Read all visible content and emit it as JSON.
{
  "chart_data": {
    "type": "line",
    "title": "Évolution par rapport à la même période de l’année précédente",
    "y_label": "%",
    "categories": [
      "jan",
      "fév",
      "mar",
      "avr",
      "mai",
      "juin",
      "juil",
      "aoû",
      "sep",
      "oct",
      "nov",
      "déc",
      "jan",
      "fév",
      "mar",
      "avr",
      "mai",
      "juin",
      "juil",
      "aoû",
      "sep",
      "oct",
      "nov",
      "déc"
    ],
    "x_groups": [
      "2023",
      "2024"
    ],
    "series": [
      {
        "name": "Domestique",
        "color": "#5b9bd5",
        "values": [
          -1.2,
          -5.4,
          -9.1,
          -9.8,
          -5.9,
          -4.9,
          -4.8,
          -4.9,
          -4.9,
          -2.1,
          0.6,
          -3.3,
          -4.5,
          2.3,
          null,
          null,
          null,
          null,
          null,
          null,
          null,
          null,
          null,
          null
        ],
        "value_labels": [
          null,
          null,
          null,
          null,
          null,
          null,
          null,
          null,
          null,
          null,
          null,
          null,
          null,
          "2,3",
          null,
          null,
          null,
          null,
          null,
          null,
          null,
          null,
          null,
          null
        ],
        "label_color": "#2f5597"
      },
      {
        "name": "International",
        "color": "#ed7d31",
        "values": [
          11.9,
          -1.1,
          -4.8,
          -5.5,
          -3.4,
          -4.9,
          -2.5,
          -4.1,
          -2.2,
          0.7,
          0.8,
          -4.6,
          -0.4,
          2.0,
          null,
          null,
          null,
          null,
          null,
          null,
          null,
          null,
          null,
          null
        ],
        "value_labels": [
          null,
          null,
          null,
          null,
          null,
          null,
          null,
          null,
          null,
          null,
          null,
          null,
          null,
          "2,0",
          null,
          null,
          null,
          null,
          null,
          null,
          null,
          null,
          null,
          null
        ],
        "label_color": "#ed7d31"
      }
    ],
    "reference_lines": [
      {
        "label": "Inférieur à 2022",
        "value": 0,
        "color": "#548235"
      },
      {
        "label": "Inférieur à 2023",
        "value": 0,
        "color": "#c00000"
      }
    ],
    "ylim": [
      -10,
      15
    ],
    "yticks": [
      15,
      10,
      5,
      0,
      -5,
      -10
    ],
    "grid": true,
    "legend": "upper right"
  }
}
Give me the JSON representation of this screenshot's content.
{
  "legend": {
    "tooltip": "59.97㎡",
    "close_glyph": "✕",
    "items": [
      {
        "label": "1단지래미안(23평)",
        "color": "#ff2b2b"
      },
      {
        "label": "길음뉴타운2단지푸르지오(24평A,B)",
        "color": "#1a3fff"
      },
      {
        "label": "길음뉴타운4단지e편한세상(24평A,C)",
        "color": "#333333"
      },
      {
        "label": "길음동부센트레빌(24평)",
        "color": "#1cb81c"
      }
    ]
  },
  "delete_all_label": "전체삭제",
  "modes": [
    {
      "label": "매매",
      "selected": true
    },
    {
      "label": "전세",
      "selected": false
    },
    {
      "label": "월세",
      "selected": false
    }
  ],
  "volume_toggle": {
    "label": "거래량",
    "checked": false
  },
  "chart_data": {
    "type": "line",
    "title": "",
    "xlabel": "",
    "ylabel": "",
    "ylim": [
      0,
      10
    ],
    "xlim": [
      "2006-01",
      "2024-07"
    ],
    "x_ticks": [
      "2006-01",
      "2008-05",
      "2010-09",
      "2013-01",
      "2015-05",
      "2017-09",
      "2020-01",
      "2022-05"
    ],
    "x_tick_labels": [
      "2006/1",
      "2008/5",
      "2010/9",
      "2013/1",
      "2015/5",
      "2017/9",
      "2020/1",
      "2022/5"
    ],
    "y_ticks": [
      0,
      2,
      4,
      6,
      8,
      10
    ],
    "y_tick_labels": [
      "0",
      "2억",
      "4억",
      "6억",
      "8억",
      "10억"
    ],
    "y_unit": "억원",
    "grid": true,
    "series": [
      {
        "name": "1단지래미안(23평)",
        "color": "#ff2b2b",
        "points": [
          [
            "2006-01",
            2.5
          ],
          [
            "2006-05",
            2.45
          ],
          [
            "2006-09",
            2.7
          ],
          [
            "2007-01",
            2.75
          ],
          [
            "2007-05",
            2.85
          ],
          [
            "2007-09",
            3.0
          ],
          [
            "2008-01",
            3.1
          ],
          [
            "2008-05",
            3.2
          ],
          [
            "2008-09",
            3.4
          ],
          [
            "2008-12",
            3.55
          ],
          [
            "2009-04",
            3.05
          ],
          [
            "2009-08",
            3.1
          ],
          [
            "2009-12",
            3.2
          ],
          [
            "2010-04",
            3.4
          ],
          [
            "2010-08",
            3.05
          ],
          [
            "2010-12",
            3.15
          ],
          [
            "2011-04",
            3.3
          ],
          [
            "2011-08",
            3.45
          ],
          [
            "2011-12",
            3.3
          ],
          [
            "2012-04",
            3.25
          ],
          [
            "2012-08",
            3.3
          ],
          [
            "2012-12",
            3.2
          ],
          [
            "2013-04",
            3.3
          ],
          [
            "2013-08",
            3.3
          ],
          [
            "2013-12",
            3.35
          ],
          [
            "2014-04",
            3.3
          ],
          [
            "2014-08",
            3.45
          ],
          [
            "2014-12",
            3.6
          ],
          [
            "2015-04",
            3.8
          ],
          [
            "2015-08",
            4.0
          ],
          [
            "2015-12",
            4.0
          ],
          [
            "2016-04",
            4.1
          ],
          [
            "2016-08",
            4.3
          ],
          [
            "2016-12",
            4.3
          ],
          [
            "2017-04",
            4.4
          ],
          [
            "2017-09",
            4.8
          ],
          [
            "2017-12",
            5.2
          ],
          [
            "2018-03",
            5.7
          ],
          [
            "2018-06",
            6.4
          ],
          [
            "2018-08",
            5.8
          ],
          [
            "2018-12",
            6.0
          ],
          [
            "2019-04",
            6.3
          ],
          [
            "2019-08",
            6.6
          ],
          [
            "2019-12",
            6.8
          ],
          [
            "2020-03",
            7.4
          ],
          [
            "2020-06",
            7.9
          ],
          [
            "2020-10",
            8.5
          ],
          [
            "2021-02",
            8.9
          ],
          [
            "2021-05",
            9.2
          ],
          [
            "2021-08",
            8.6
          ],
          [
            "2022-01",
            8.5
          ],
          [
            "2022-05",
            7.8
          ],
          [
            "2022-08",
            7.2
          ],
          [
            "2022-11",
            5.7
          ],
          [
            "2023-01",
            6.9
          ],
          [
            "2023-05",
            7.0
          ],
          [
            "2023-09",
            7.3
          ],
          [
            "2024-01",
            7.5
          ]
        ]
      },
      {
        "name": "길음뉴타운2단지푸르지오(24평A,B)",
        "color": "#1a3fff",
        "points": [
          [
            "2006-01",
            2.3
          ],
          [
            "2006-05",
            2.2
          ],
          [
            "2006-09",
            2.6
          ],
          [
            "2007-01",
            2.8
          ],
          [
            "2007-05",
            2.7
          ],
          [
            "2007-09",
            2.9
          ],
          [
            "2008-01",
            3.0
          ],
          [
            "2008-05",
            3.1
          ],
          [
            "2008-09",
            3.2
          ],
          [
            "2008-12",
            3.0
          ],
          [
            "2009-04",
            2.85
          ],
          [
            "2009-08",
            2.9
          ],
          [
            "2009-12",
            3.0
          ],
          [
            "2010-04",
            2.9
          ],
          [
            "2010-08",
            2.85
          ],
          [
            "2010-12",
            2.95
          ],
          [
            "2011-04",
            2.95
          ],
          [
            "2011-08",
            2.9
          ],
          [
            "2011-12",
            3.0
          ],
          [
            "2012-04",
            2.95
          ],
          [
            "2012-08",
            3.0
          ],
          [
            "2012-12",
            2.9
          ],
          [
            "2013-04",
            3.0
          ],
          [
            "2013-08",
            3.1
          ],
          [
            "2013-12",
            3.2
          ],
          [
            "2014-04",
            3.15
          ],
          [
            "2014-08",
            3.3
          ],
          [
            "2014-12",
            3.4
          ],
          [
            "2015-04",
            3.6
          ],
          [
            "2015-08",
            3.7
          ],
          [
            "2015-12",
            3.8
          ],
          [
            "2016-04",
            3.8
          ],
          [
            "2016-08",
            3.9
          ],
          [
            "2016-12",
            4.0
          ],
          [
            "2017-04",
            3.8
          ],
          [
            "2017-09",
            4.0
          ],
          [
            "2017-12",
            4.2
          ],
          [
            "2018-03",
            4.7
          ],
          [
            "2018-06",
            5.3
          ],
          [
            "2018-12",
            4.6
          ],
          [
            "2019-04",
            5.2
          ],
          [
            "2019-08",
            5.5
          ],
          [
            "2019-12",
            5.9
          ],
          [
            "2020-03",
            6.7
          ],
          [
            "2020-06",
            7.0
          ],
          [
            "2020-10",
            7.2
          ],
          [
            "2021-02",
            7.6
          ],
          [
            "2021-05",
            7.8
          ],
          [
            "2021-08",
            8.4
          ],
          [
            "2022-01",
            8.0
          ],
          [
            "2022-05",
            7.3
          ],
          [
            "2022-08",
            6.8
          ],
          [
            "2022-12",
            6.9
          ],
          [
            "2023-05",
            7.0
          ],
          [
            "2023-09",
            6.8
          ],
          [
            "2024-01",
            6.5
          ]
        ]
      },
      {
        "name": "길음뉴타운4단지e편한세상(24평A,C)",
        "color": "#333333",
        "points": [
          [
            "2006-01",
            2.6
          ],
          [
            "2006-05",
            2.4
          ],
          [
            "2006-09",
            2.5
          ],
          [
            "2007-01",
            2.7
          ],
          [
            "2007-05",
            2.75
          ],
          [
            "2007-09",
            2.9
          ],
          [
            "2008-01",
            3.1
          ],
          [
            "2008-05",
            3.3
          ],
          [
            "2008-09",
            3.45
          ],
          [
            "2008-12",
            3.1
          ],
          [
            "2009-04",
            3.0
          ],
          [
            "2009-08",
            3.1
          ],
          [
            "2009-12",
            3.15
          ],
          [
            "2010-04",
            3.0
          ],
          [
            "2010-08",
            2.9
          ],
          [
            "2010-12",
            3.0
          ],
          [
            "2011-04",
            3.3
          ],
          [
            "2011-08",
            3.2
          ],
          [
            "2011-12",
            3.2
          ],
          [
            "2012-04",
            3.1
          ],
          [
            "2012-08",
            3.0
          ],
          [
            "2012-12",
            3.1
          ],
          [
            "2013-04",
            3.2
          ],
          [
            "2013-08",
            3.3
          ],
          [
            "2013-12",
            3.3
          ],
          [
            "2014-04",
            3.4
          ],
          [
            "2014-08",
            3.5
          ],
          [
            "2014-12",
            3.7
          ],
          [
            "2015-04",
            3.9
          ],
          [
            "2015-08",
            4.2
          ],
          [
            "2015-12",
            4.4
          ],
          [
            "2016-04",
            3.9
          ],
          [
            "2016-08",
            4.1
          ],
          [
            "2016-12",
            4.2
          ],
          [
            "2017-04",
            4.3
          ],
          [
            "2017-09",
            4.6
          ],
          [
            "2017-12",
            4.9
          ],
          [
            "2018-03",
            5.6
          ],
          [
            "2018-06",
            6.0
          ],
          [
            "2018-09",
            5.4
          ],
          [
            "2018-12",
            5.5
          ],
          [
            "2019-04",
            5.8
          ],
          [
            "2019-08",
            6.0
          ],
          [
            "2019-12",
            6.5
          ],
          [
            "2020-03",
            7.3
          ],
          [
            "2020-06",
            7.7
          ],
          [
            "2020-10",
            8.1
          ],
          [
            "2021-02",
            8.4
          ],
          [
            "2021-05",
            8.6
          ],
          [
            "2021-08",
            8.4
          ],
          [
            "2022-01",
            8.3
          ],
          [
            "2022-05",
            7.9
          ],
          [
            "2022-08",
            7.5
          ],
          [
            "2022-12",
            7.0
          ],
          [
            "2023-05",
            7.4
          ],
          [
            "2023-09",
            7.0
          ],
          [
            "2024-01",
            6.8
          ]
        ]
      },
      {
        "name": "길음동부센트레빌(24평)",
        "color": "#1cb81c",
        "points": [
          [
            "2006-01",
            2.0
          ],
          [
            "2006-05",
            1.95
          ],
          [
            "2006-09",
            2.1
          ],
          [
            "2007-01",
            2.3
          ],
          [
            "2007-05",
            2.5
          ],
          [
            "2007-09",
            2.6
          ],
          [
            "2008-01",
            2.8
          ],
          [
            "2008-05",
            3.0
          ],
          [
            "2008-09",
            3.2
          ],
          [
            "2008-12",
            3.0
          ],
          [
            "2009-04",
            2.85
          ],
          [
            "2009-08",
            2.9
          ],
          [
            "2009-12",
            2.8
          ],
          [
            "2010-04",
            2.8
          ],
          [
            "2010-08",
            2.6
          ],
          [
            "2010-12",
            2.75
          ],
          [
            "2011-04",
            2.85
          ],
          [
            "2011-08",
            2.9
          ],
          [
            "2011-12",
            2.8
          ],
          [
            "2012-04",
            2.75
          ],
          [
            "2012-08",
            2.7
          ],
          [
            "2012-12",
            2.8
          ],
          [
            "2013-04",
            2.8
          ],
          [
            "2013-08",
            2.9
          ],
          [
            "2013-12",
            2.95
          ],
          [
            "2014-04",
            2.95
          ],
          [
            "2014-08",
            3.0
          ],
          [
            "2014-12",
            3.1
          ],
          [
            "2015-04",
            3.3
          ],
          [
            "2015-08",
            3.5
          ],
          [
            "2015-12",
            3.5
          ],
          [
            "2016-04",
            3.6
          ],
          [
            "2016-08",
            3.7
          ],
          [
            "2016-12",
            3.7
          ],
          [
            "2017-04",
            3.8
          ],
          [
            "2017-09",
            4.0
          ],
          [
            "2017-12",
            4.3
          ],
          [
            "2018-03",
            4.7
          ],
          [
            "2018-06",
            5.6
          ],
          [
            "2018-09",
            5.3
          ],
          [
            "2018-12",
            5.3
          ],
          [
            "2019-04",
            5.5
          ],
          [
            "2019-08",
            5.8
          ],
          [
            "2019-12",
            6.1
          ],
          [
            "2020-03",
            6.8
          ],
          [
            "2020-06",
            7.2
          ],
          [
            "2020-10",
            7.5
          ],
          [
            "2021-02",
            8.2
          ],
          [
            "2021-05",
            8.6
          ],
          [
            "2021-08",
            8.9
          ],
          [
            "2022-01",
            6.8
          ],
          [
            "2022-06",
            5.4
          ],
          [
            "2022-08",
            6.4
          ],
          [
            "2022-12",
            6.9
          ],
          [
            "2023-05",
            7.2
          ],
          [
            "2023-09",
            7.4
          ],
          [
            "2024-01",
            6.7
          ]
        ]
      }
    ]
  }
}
• • •
→ REQUEST: Locate each line containing the string "Inférieur" and show it.

→ OUTPUT:
        "label": "Inférieur à 2022",
        "label": "Inférieur à 2023",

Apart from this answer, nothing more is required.